# Try it
Return the records below exactly as they are written.

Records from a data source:
"""
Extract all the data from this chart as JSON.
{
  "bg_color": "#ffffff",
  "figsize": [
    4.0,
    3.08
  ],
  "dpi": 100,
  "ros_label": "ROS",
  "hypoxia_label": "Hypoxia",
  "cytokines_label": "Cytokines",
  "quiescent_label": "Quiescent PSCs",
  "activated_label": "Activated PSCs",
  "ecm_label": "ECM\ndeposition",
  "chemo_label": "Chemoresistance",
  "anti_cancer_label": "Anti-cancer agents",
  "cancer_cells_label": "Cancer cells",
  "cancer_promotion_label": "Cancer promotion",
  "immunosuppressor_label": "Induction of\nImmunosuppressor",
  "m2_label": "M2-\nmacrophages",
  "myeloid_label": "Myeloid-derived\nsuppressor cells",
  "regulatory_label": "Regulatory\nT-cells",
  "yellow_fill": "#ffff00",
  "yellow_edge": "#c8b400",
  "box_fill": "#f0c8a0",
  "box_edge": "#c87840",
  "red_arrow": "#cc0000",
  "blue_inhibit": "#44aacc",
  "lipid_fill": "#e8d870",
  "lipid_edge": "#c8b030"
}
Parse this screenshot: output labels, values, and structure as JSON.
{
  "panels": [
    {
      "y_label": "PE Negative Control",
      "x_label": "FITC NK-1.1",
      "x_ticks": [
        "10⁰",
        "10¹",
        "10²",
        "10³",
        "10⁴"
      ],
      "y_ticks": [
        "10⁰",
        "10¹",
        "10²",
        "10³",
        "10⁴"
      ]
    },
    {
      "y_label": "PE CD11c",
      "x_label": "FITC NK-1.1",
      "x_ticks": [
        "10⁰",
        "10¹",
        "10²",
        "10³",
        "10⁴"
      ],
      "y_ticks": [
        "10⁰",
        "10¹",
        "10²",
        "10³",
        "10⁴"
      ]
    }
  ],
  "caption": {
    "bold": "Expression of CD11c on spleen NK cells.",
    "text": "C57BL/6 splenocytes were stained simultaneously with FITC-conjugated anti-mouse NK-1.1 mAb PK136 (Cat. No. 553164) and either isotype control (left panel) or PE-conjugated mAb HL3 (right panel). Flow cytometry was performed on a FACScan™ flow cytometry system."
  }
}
"""
# Exercise answer
Extract all the data from this chart as JSON.
{
  "bg_color": "#ffffff",
  "figsize": [
    4.0,
    3.08
  ],
  "dpi": 100,
  "ros_label": "ROS",
  "hypoxia_label": "Hypoxia",
  "cytokines_label": "Cytokines",
  "quiescent_label": "Quiescent PSCs",
  "activated_label": "Activated PSCs",
  "ecm_label": "ECM\ndeposition",
  "chemo_label": "Chemoresistance",
  "anti_cancer_label": "Anti-cancer agents",
  "cancer_cells_label": "Cancer cells",
  "cancer_promotion_label": "Cancer promotion",
  "immunosuppressor_label": "Induction of\nImmunosuppressor",
  "m2_label": "M2-\nmacrophages",
  "myeloid_label": "Myeloid-derived\nsuppressor cells",
  "regulatory_label": "Regulatory\nT-cells",
  "yellow_fill": "#ffff00",
  "yellow_edge": "#c8b400",
  "box_fill": "#f0c8a0",
  "box_edge": "#c87840",
  "red_arrow": "#cc0000",
  "blue_inhibit": "#44aacc",
  "lipid_fill": "#e8d870",
  "lipid_edge": "#c8b030"
}
Parse this screenshot: output labels, values, and structure as JSON.
{
  "panels": [
    {
      "y_label": "PE Negative Control",
      "x_label": "FITC NK-1.1",
      "x_ticks": [
        "10⁰",
        "10¹",
        "10²",
        "10³",
        "10⁴"
      ],
      "y_ticks": [
        "10⁰",
        "10¹",
        "10²",
        "10³",
        "10⁴"
      ]
    },
    {
      "y_label": "PE CD11c",
      "x_label": "FITC NK-1.1",
      "x_ticks": [
        "10⁰",
        "10¹",
        "10²",
        "10³",
        "10⁴"
      ],
      "y_ticks": [
        "10⁰",
        "10¹",
        "10²",
        "10³",
        "10⁴"
      ]
    }
  ],
  "caption": {
    "bold": "Expression of CD11c on spleen NK cells.",
    "text": "C57BL/6 splenocytes were stained simultaneously with FITC-conjugated anti-mouse NK-1.1 mAb PK136 (Cat. No. 553164) and either isotype control (left panel) or PE-conjugated mAb HL3 (right panel). Flow cytometry was performed on a FACScan™ flow cytometry system."
  }
}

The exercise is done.